Instruction:
Copy down every line where the string "члены" shows up.

--- BEGIN ---

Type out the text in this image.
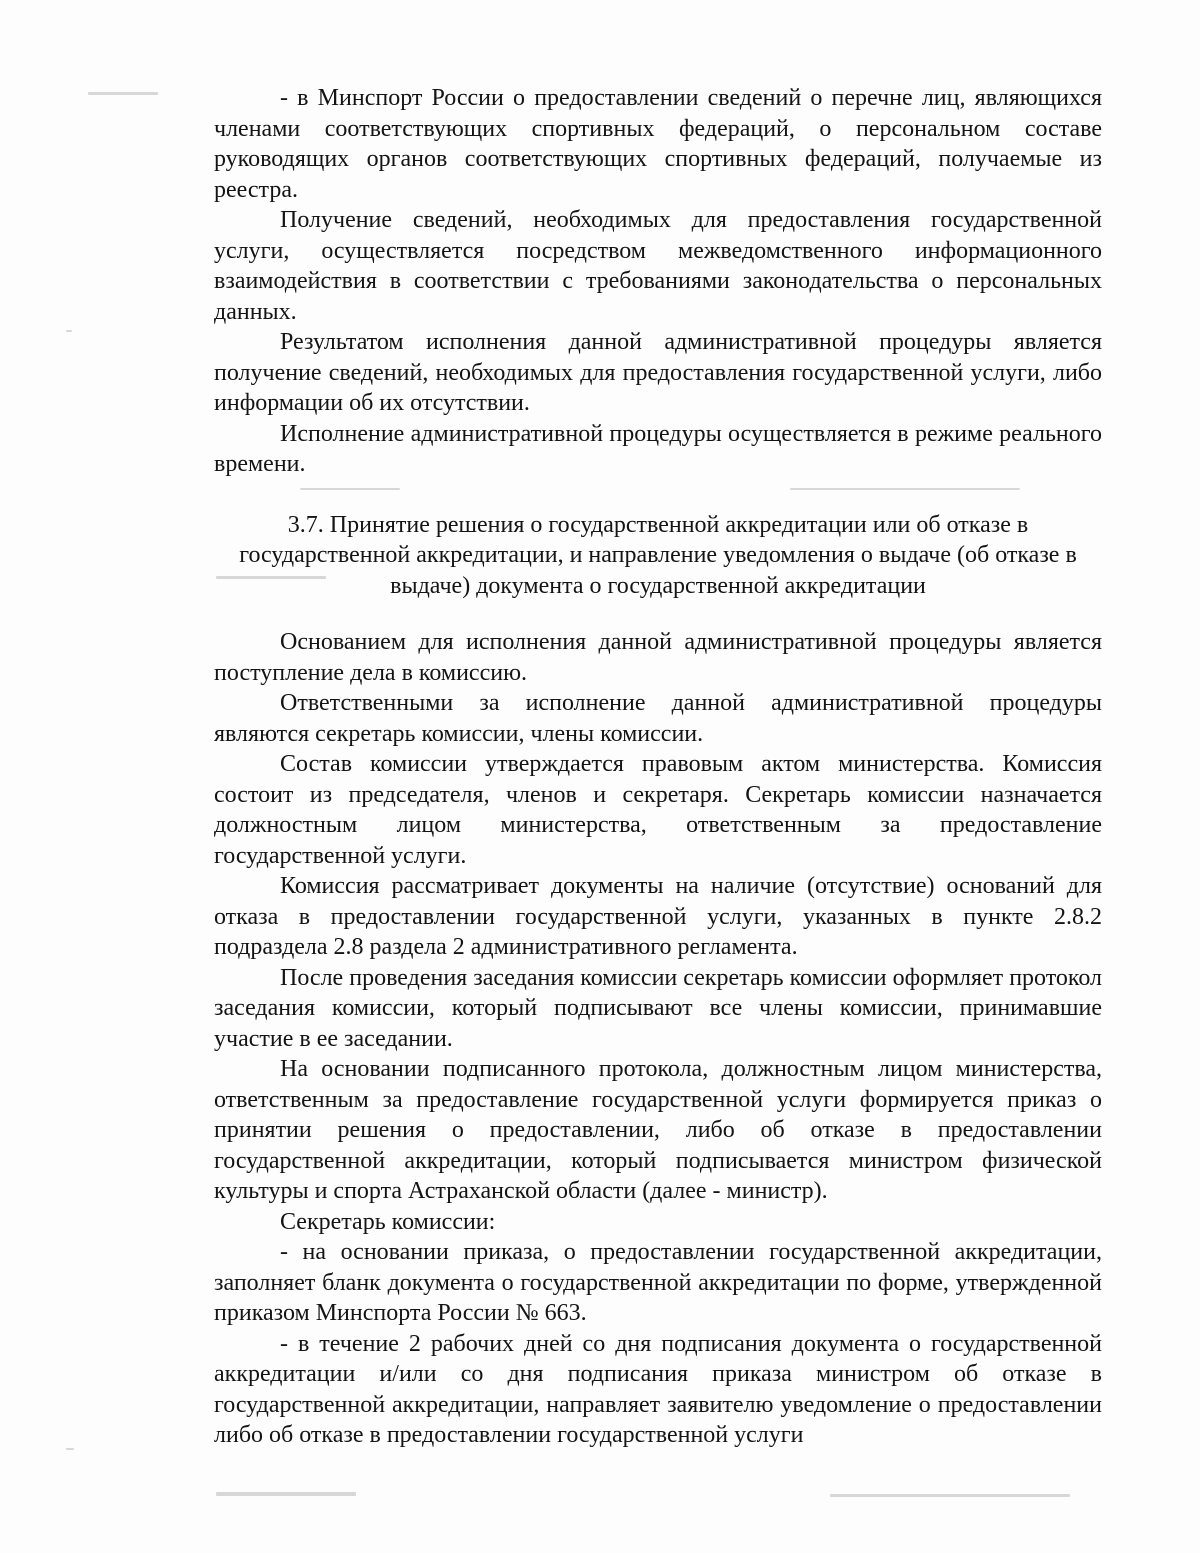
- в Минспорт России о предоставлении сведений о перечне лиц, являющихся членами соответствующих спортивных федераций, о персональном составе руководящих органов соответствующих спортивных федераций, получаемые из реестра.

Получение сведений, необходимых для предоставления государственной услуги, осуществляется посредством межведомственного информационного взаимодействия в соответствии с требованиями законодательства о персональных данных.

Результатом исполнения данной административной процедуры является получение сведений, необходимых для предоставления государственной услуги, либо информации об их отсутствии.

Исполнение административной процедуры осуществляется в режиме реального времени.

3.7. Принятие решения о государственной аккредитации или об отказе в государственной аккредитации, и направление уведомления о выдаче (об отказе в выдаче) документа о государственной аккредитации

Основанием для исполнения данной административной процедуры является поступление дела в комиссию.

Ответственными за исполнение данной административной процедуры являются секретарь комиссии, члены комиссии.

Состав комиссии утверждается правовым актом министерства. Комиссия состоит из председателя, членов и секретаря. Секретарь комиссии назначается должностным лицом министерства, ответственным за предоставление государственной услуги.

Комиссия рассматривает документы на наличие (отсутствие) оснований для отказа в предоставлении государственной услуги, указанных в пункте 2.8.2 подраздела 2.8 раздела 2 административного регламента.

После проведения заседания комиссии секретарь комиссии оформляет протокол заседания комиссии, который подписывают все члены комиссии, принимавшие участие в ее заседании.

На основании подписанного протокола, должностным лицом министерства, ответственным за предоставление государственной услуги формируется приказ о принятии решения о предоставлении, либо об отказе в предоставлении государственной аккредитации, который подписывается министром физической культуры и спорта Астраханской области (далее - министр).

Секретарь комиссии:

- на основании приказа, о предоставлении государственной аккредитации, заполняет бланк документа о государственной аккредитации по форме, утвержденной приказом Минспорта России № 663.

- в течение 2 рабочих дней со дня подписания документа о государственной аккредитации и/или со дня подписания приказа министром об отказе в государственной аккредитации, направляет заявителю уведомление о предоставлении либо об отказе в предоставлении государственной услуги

--- END ---

Result:
Ответственными за исполнение данной административной процедуры являются секретарь комиссии, члены комиссии.
После проведения заседания комиссии секретарь комиссии оформляет протокол заседания комиссии, который подписывают все члены комиссии, принимавшие участие в ее заседании.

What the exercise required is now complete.